Work required:
Please copy the records below, switching every "Cart Total" to "Order Subtotal" and keeping everything else the same.
--- Start of Information shown ---
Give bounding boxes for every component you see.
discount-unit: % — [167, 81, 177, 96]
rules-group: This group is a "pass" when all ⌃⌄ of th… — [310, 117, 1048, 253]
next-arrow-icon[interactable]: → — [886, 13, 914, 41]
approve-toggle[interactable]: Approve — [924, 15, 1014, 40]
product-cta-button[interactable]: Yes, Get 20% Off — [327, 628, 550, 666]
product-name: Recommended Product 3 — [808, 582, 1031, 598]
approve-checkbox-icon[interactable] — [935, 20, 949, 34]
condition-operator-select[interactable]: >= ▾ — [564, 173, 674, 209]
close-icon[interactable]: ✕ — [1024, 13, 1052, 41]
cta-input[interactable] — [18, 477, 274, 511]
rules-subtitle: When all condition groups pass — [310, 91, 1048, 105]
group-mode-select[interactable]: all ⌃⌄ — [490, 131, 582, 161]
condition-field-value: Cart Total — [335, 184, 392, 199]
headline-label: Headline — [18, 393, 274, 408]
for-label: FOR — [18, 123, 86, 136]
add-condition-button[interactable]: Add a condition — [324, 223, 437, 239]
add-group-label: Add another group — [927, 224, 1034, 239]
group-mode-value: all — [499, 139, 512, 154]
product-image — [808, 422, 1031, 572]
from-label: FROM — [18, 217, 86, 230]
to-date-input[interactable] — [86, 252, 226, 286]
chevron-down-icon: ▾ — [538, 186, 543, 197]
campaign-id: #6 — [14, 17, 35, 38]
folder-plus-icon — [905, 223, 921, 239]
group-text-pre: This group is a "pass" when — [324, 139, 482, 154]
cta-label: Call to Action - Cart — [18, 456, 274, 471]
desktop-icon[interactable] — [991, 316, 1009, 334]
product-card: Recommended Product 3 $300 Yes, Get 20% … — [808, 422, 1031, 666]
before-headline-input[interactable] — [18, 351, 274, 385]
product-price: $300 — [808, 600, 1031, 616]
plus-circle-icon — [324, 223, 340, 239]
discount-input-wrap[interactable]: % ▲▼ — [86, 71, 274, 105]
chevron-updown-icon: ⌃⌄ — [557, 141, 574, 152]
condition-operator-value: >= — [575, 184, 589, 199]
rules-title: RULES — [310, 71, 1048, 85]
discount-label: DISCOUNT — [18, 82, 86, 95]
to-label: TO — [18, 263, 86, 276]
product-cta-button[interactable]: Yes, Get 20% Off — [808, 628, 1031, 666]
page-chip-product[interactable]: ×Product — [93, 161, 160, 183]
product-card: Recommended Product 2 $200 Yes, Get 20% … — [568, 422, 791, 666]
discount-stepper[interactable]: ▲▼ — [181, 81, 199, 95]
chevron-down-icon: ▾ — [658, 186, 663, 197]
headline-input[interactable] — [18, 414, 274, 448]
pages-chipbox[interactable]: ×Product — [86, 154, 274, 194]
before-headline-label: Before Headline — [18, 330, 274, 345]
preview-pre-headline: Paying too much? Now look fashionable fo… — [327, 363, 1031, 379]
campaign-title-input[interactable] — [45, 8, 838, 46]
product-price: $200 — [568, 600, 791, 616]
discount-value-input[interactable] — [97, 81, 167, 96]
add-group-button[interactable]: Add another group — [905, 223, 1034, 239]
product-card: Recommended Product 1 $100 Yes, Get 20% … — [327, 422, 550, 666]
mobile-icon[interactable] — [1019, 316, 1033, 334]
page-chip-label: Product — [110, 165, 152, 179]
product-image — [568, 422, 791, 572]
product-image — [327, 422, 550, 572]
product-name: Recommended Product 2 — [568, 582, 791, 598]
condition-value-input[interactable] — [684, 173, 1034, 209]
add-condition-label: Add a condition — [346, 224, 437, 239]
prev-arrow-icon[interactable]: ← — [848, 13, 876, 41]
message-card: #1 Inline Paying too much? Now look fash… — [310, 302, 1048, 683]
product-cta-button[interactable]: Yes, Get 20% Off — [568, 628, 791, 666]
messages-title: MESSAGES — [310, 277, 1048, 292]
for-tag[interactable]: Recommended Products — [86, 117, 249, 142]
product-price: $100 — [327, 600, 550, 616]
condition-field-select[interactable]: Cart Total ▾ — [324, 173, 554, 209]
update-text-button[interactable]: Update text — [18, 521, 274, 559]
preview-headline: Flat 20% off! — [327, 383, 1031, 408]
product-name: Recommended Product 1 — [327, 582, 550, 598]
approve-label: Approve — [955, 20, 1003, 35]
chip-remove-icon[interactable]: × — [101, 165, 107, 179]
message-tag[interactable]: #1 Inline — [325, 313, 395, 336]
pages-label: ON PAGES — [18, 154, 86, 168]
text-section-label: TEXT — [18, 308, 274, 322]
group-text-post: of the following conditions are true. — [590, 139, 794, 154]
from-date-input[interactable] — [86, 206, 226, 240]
--- End of Information shown ---
Solved exercise:
Give bounding boxes for every component you see.
discount-unit: % — [167, 81, 177, 96]
rules-group: This group is a "pass" when all ⌃⌄ of th… — [310, 117, 1048, 253]
next-arrow-icon[interactable]: → — [886, 13, 914, 41]
approve-toggle[interactable]: Approve — [924, 15, 1014, 40]
product-cta-button[interactable]: Yes, Get 20% Off — [327, 628, 550, 666]
product-name: Recommended Product 3 — [808, 582, 1031, 598]
approve-checkbox-icon[interactable] — [935, 20, 949, 34]
condition-operator-select[interactable]: >= ▾ — [564, 173, 674, 209]
close-icon[interactable]: ✕ — [1024, 13, 1052, 41]
cta-input[interactable] — [18, 477, 274, 511]
rules-subtitle: When all condition groups pass — [310, 91, 1048, 105]
group-mode-select[interactable]: all ⌃⌄ — [490, 131, 582, 161]
condition-field-value: Order Subtotal — [335, 184, 392, 199]
headline-label: Headline — [18, 393, 274, 408]
for-label: FOR — [18, 123, 86, 136]
add-condition-button[interactable]: Add a condition — [324, 223, 437, 239]
add-group-label: Add another group — [927, 224, 1034, 239]
group-mode-value: all — [499, 139, 512, 154]
product-image — [808, 422, 1031, 572]
from-label: FROM — [18, 217, 86, 230]
to-date-input[interactable] — [86, 252, 226, 286]
chevron-down-icon: ▾ — [538, 186, 543, 197]
campaign-id: #6 — [14, 17, 35, 38]
folder-plus-icon — [905, 223, 921, 239]
group-text-pre: This group is a "pass" when — [324, 139, 482, 154]
cta-label: Call to Action - Cart — [18, 456, 274, 471]
desktop-icon[interactable] — [991, 316, 1009, 334]
product-card: Recommended Product 3 $300 Yes, Get 20% … — [808, 422, 1031, 666]
before-headline-input[interactable] — [18, 351, 274, 385]
product-price: $300 — [808, 600, 1031, 616]
plus-circle-icon — [324, 223, 340, 239]
discount-input-wrap[interactable]: % ▲▼ — [86, 71, 274, 105]
chevron-updown-icon: ⌃⌄ — [557, 141, 574, 152]
condition-operator-value: >= — [575, 184, 589, 199]
rules-title: RULES — [310, 71, 1048, 85]
discount-label: DISCOUNT — [18, 82, 86, 95]
to-label: TO — [18, 263, 86, 276]
product-cta-button[interactable]: Yes, Get 20% Off — [808, 628, 1031, 666]
page-chip-product[interactable]: ×Product — [93, 161, 160, 183]
product-card: Recommended Product 2 $200 Yes, Get 20% … — [568, 422, 791, 666]
discount-stepper[interactable]: ▲▼ — [181, 81, 199, 95]
chevron-down-icon: ▾ — [658, 186, 663, 197]
headline-input[interactable] — [18, 414, 274, 448]
pages-chipbox[interactable]: ×Product — [86, 154, 274, 194]
before-headline-label: Before Headline — [18, 330, 274, 345]
preview-pre-headline: Paying too much? Now look fashionable fo… — [327, 363, 1031, 379]
campaign-title-input[interactable] — [45, 8, 838, 46]
product-price: $200 — [568, 600, 791, 616]
discount-value-input[interactable] — [97, 81, 167, 96]
add-group-button[interactable]: Add another group — [905, 223, 1034, 239]
product-card: Recommended Product 1 $100 Yes, Get 20% … — [327, 422, 550, 666]
mobile-icon[interactable] — [1019, 316, 1033, 334]
page-chip-label: Product — [110, 165, 152, 179]
product-image — [568, 422, 791, 572]
product-image — [327, 422, 550, 572]
product-name: Recommended Product 2 — [568, 582, 791, 598]
condition-value-input[interactable] — [684, 173, 1034, 209]
add-condition-label: Add a condition — [346, 224, 437, 239]
prev-arrow-icon[interactable]: ← — [848, 13, 876, 41]
message-card: #1 Inline Paying too much? Now look fash… — [310, 302, 1048, 683]
product-cta-button[interactable]: Yes, Get 20% Off — [568, 628, 791, 666]
messages-title: MESSAGES — [310, 277, 1048, 292]
for-tag[interactable]: Recommended Products — [86, 117, 249, 142]
product-price: $100 — [327, 600, 550, 616]
condition-field-select[interactable]: Order Subtotal ▾ — [324, 173, 554, 209]
update-text-button[interactable]: Update text — [18, 521, 274, 559]
preview-headline: Flat 20% off! — [327, 383, 1031, 408]
product-name: Recommended Product 1 — [327, 582, 550, 598]
approve-label: Approve — [955, 20, 1003, 35]
chip-remove-icon[interactable]: × — [101, 165, 107, 179]
message-tag[interactable]: #1 Inline — [325, 313, 395, 336]
pages-label: ON PAGES — [18, 154, 86, 168]
text-section-label: TEXT — [18, 308, 274, 322]
group-text-post: of the following conditions are true. — [590, 139, 794, 154]
from-date-input[interactable] — [86, 206, 226, 240]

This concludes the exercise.